WHAT IS BEING ASKED: Output every entry exactly as written, skipping any pictures.

THE DATA:

━━━━

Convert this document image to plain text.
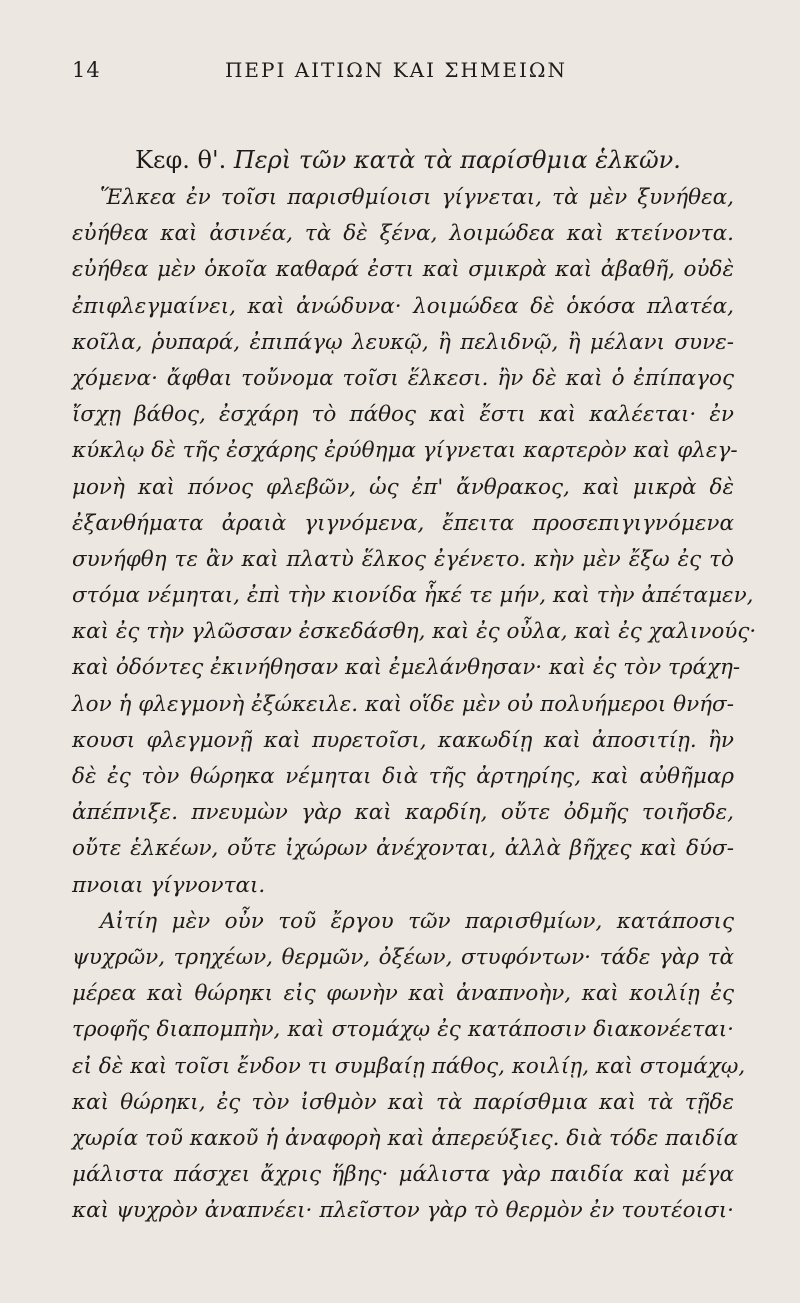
14	ΠΕΡΙ ΑΙΤΙΩΝ ΚΑΙ ΣΗΜΕΙΩΝ
Κεφ. θ'. Περὶ τῶν κατὰ τὰ παρίσθμια ἑλκῶν.
Ἕλκεα ἐν τοῖσι παρισθμίοισι γίγνεται, τὰ μὲν ξυνήθεα,
εὐήθεα καὶ ἀσινέα, τὰ δὲ ξένα, λοιμώδεα καὶ κτείνοντα.
εὐήθεα μὲν ὁκοῖα καθαρά ἐστι καὶ σμικρὰ καὶ ἀβαθῆ, οὐδὲ
ἐπιφλεγμαίνει, καὶ ἀνώδυνα· λοιμώδεα δὲ ὁκόσα πλατέα,
κοῖλα, ῥυπαρά, ἐπιπάγῳ λευκῷ, ἢ πελιδνῷ, ἢ μέλανι συνε-
χόμενα· ἄφθαι τοὔνομα τοῖσι ἕλκεσι. ἢν δὲ καὶ ὁ ἐπίπαγος
ἴσχῃ βάθος, ἐσχάρη τὸ πάθος καὶ ἔστι καὶ καλέεται· ἐν
κύκλῳ δὲ τῆς ἐσχάρης ἐρύθημα γίγνεται καρτερὸν καὶ φλεγ-
μονὴ καὶ πόνος φλεβῶν, ὡς ἐπ' ἄνθρακος, καὶ μικρὰ δὲ
ἐξανθήματα ἀραιὰ γιγνόμενα, ἔπειτα προσεπιγιγνόμενα
συνήφθη τε ἂν καὶ πλατὺ ἕλκος ἐγένετο. κὴν μὲν ἔξω ἐς τὸ
στόμα νέμηται, ἐπὶ τὴν κιονίδα ἧκέ τε μήν, καὶ τὴν ἀπέταμεν,
καὶ ἐς τὴν γλῶσσαν ἐσκεδάσθη, καὶ ἐς οὖλα, καὶ ἐς χαλινούς·
καὶ ὀδόντες ἐκινήθησαν καὶ ἐμελάνθησαν· καὶ ἐς τὸν τράχη-
λον ἡ φλεγμονὴ ἐξώκειλε. καὶ οἵδε μὲν οὐ πολυήμεροι θνήσ-
κουσι φλεγμονῇ καὶ πυρετοῖσι, κακωδίῃ καὶ ἀποσιτίῃ. ἢν
δὲ ἐς τὸν θώρηκα νέμηται διὰ τῆς ἀρτηρίης, καὶ αὐθῆμαρ
ἀπέπνιξε. πνευμὼν γὰρ καὶ καρδίη, οὔτε ὀδμῆς τοιῆσδε,
οὔτε ἑλκέων, οὔτε ἰχώρων ἀνέχονται, ἀλλὰ βῆχες καὶ δύσ-
πνοιαι γίγνονται.
Αἰτίη μὲν οὖν τοῦ ἔργου τῶν παρισθμίων, κατάποσις
ψυχρῶν, τρηχέων, θερμῶν, ὀξέων, στυφόντων· τάδε γὰρ τὰ
μέρεα καὶ θώρηκι εἰς φωνὴν καὶ ἀναπνοὴν, καὶ κοιλίῃ ἐς
τροφῆς διαπομπὴν, καὶ στομάχῳ ἐς κατάποσιν διακονέεται·
εἰ δὲ καὶ τοῖσι ἔνδον τι συμβαίῃ πάθος, κοιλίῃ, καὶ στομάχῳ,
καὶ θώρηκι, ἐς τὸν ἰσθμὸν καὶ τὰ παρίσθμια καὶ τὰ τῇδε
χωρία τοῦ κακοῦ ἡ ἀναφορὴ καὶ ἀπερεύξιες. διὰ τόδε παιδία
μάλιστα πάσχει ἄχρις ἥβης· μάλιστα γὰρ παιδία καὶ μέγα
καὶ ψυχρὸν ἀναπνέει· πλεῖστον γὰρ τὸ θερμὸν ἐν τουτέοισι·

━━━━

ANSWER TO THE EXERCISE:
Convert this document image to plain text.
14	ΠΕΡΙ ΑΙΤΙΩΝ ΚΑΙ ΣΗΜΕΙΩΝ
Κεφ. θ'. Περὶ τῶν κατὰ τὰ παρίσθμια ἑλκῶν.
Ἕλκεα ἐν τοῖσι παρισθμίοισι γίγνεται, τὰ μὲν ξυνήθεα,
εὐήθεα καὶ ἀσινέα, τὰ δὲ ξένα, λοιμώδεα καὶ κτείνοντα.
εὐήθεα μὲν ὁκοῖα καθαρά ἐστι καὶ σμικρὰ καὶ ἀβαθῆ, οὐδὲ
ἐπιφλεγμαίνει, καὶ ἀνώδυνα· λοιμώδεα δὲ ὁκόσα πλατέα,
κοῖλα, ῥυπαρά, ἐπιπάγῳ λευκῷ, ἢ πελιδνῷ, ἢ μέλανι συνε-
χόμενα· ἄφθαι τοὔνομα τοῖσι ἕλκεσι. ἢν δὲ καὶ ὁ ἐπίπαγος
ἴσχῃ βάθος, ἐσχάρη τὸ πάθος καὶ ἔστι καὶ καλέεται· ἐν
κύκλῳ δὲ τῆς ἐσχάρης ἐρύθημα γίγνεται καρτερὸν καὶ φλεγ-
μονὴ καὶ πόνος φλεβῶν, ὡς ἐπ' ἄνθρακος, καὶ μικρὰ δὲ
ἐξανθήματα ἀραιὰ γιγνόμενα, ἔπειτα προσεπιγιγνόμενα
συνήφθη τε ἂν καὶ πλατὺ ἕλκος ἐγένετο. κὴν μὲν ἔξω ἐς τὸ
στόμα νέμηται, ἐπὶ τὴν κιονίδα ἧκέ τε μήν, καὶ τὴν ἀπέταμεν,
καὶ ἐς τὴν γλῶσσαν ἐσκεδάσθη, καὶ ἐς οὖλα, καὶ ἐς χαλινούς·
καὶ ὀδόντες ἐκινήθησαν καὶ ἐμελάνθησαν· καὶ ἐς τὸν τράχη-
λον ἡ φλεγμονὴ ἐξώκειλε. καὶ οἵδε μὲν οὐ πολυήμεροι θνήσ-
κουσι φλεγμονῇ καὶ πυρετοῖσι, κακωδίῃ καὶ ἀποσιτίῃ. ἢν
δὲ ἐς τὸν θώρηκα νέμηται διὰ τῆς ἀρτηρίης, καὶ αὐθῆμαρ
ἀπέπνιξε. πνευμὼν γὰρ καὶ καρδίη, οὔτε ὀδμῆς τοιῆσδε,
οὔτε ἑλκέων, οὔτε ἰχώρων ἀνέχονται, ἀλλὰ βῆχες καὶ δύσ-
πνοιαι γίγνονται.
Αἰτίη μὲν οὖν τοῦ ἔργου τῶν παρισθμίων, κατάποσις
ψυχρῶν, τρηχέων, θερμῶν, ὀξέων, στυφόντων· τάδε γὰρ τὰ
μέρεα καὶ θώρηκι εἰς φωνὴν καὶ ἀναπνοὴν, καὶ κοιλίῃ ἐς
τροφῆς διαπομπὴν, καὶ στομάχῳ ἐς κατάποσιν διακονέεται·
εἰ δὲ καὶ τοῖσι ἔνδον τι συμβαίῃ πάθος, κοιλίῃ, καὶ στομάχῳ,
καὶ θώρηκι, ἐς τὸν ἰσθμὸν καὶ τὰ παρίσθμια καὶ τὰ τῇδε
χωρία τοῦ κακοῦ ἡ ἀναφορὴ καὶ ἀπερεύξιες. διὰ τόδε παιδία
μάλιστα πάσχει ἄχρις ἥβης· μάλιστα γὰρ παιδία καὶ μέγα
καὶ ψυχρὸν ἀναπνέει· πλεῖστον γὰρ τὸ θερμὸν ἐν τουτέοισι·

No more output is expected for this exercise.